## DATASET EXCERPTS
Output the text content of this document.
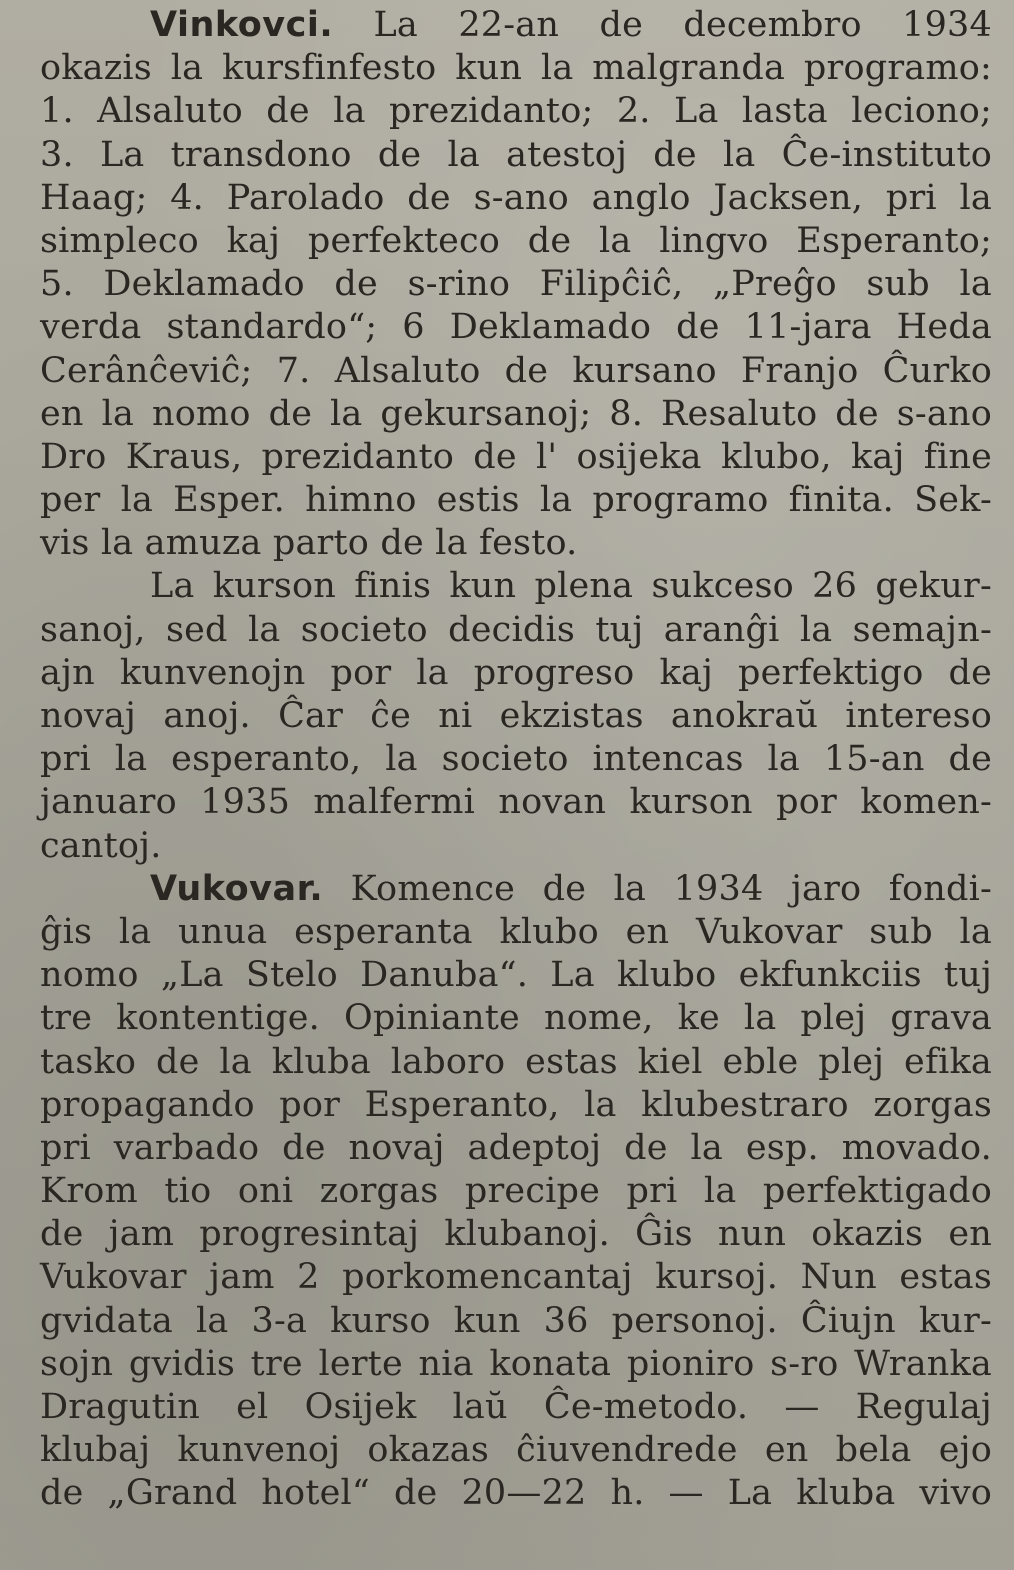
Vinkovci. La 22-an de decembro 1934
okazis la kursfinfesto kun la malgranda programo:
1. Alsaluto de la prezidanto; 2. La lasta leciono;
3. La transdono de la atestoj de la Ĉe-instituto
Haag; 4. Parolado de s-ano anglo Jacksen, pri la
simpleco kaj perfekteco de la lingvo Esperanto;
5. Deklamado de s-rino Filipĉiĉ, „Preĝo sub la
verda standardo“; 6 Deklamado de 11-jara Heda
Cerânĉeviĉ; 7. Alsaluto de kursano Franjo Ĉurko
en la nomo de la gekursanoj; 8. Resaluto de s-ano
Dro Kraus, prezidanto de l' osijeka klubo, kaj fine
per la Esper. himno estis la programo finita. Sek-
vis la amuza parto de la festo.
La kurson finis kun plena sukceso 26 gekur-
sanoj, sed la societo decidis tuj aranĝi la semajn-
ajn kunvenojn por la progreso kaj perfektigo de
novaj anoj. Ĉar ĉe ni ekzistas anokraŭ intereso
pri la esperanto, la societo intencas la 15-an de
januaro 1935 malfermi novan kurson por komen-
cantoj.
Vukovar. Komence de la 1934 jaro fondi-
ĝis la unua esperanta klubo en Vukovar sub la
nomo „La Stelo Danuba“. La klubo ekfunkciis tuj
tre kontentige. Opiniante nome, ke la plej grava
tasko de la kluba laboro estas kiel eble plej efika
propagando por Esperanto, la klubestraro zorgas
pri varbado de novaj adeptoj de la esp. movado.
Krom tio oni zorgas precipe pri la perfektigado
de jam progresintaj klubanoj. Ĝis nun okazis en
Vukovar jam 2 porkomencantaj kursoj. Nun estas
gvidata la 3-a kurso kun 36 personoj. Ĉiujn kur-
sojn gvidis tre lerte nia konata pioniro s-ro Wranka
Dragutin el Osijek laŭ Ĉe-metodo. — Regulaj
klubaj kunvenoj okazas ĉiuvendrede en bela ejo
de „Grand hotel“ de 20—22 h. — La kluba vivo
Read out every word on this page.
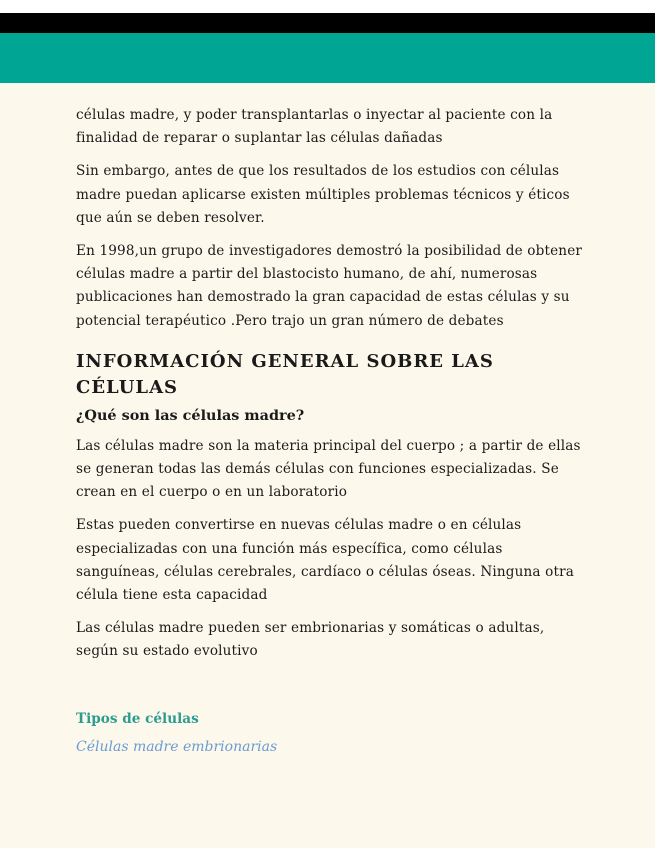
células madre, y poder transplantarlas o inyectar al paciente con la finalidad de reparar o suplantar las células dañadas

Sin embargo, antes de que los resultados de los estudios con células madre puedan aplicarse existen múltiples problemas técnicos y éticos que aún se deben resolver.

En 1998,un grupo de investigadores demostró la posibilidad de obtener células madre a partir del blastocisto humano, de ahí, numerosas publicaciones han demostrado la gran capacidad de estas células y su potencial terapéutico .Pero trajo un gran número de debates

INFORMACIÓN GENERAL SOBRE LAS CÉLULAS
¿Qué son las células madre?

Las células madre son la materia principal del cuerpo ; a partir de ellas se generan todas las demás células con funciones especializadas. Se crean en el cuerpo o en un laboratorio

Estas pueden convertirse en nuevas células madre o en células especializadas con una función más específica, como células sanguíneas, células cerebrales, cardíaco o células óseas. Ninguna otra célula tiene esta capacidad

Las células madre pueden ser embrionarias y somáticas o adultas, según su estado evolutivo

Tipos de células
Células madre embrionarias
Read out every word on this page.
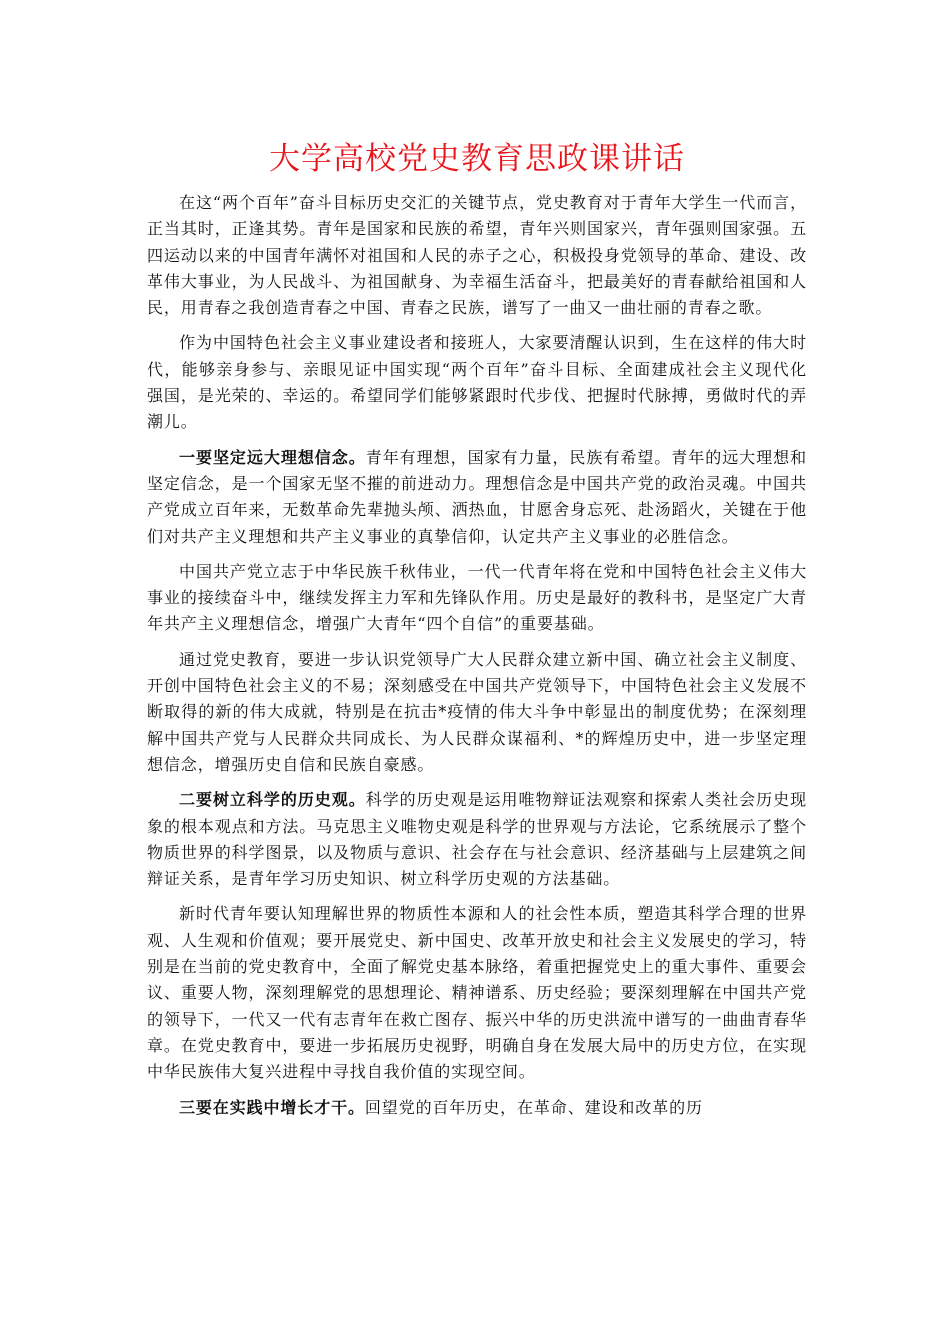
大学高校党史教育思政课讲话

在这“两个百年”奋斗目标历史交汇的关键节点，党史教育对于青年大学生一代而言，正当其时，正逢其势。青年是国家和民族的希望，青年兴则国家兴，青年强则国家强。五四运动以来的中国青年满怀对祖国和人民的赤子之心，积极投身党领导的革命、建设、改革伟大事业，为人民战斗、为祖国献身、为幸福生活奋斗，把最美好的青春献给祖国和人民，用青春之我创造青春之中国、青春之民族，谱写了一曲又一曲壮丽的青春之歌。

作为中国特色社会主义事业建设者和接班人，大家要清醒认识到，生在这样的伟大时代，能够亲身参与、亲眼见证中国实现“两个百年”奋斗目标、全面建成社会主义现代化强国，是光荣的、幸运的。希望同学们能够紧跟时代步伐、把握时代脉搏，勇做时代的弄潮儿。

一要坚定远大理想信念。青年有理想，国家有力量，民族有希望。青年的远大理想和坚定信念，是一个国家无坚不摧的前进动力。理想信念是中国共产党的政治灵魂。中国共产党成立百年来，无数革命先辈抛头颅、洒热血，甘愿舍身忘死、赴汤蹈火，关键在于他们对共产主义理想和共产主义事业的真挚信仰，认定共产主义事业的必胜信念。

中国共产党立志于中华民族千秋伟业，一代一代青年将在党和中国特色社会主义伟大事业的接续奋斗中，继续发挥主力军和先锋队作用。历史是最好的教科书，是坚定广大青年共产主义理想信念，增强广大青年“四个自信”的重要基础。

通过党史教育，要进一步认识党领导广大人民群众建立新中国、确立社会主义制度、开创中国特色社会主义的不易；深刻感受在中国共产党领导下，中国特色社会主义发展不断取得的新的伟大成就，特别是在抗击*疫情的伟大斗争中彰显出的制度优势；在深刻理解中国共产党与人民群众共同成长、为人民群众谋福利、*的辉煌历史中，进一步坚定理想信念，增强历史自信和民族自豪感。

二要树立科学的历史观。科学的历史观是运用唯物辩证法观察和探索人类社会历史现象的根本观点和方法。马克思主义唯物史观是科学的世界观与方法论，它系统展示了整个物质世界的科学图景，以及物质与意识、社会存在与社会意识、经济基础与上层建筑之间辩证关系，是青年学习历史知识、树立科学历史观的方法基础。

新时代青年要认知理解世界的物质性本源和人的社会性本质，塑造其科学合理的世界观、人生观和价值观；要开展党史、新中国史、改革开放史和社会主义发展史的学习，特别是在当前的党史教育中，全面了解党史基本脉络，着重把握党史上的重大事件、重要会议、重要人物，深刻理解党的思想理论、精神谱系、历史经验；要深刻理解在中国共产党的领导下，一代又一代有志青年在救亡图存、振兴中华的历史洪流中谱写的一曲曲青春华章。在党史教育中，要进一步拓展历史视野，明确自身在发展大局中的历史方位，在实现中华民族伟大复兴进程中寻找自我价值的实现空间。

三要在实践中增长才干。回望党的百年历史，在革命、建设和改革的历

## DIRECTION
Find every line in the records above that contains the word "embrionarias", and copy each one.

## REPLY
Las células madre pueden ser embrionarias y somáticas o adultas, según su estado evolutivo
Células madre embrionarias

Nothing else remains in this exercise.